= Document extract =
>>>

[hist-analytic] The status and relevance of "standard logic"

Roger Bishop Jones rbj at rbjones.com
Thu Nov 5 11:31:09 EST 2009

On Tuesday 03 November 2009 09:30:25 Danny Frederick wrote:

> A distinction between language and metalanguage must be made in order to
> avoid semantic paradoxes. This is a theory of linguistic types. Further
> theories of linguistic types are also assumed.

I can understand your believing this if your information on this matter comes 
primarily from the papers which Tarski wrote in the 1930s, but it is not 

I believe Tarski proved one definite and very specific result, by formalising 
the liar paradox in first order arithmetic, viz. that arithmetic truth is not 
arithmetically definable.

From this he concluded, without proof, some general and vague principles
along the following lines:

	a) that the semantics of a language L can only be defined in some other
	    language which is strictly more expressive (in some sense) than L

	b) that the relevant kind of expressiveness is that obtained by
            the availabilty of objects of higher type.

Something can be made of the first intuition, but only by making it more 
precise and less general than it appears to be.
I think it doubtful that the second can be cashed in.

The logical system of preference for defining semantics is first order set 
theory.  This is semantically more expressive than any type theory (subject to 
some caveats on what one takes its semantics to be).
However, to define the semantics of a pure first order language, and to 
demonstrate the soundness of the usual deductive system relative to that 
semantics, is particularly simple and can readily be accomplished in PA or 
even weaker systems.
In this is should be noted that PA is, in an appropriate sense relevant to 
intuition (a), much more expressive and proof theoretically stronger than a 
pure first order logic (but does not involve objects of higher type).

I might add here that my allegation is about what logical systems suffice for a 
formal proof of the soundness of first order logic.
Of course, underpinning such a proof there may be all sorts of philosophical 
presumptions, which may be of relevance is assessing the significance of such a 
proof. Of these I say nothing.  I allege only that there exists a valid proof 
in PA, the proof itself making use of no further "assumptions" beyond the 
accepted axioms of PA.

> For example, the following
> is a logical truth (in PL + identity):
> Ex(x = a).
> This amounts to the claim that every name designates. It is not possible to
> say (truly) in first-order logic that Santa Claus does not exist.

<<<

= Information shown =
>>>

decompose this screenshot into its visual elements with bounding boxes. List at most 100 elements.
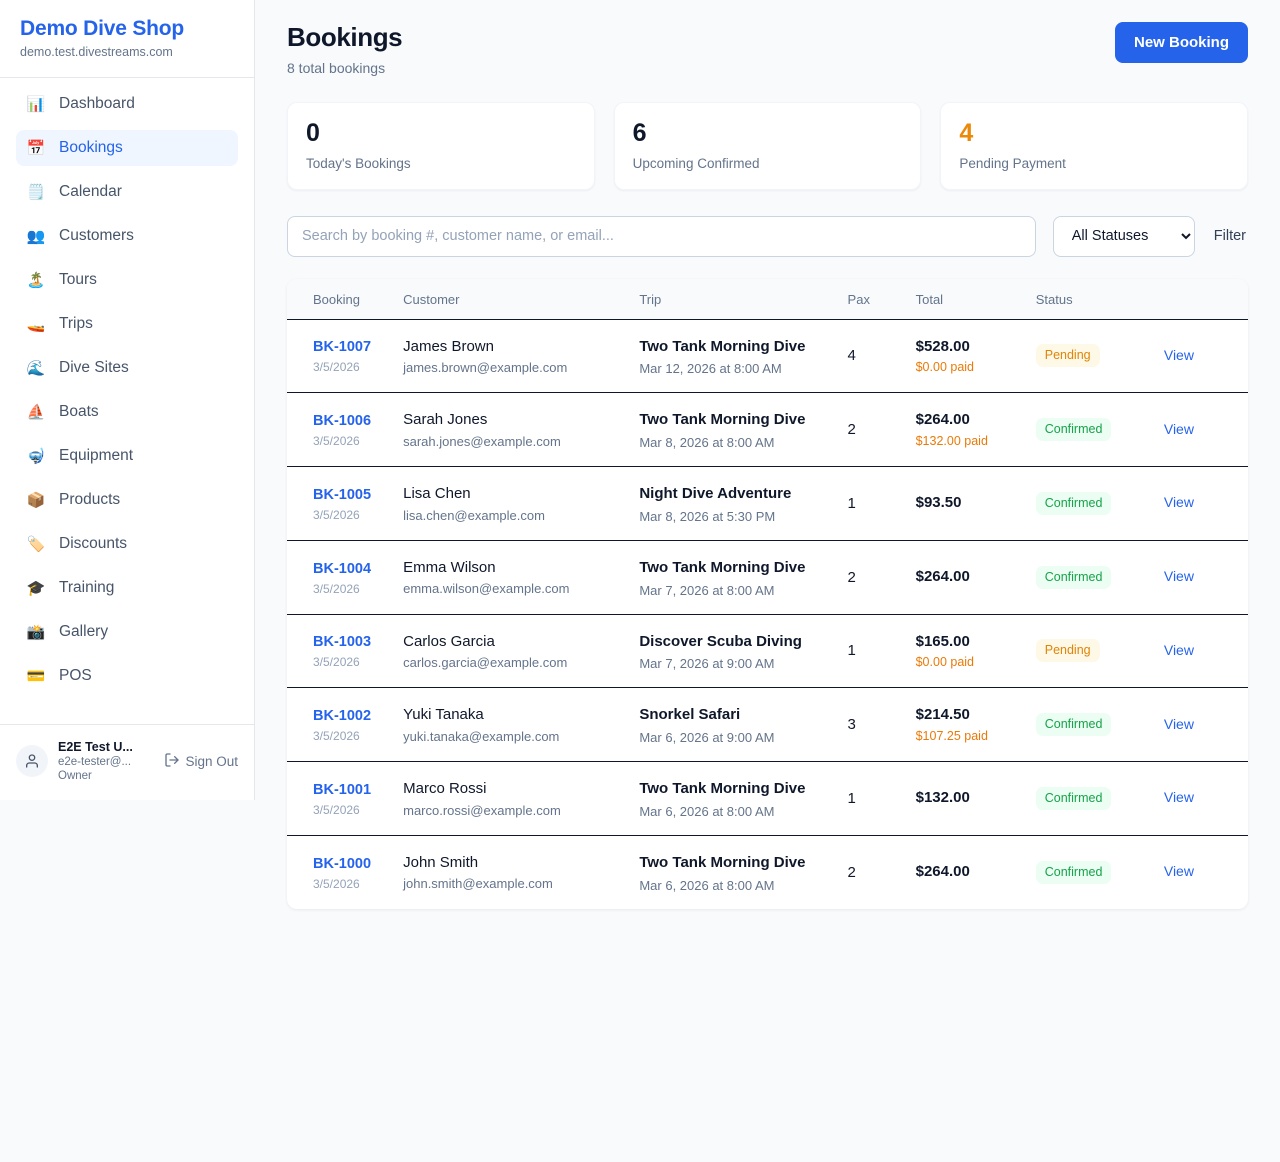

<<<

= Exercise prompt =
In the post on standard logic, what does the writer name as the logical system of preference for defining semantics?

= Exercise solution =
First order set theory.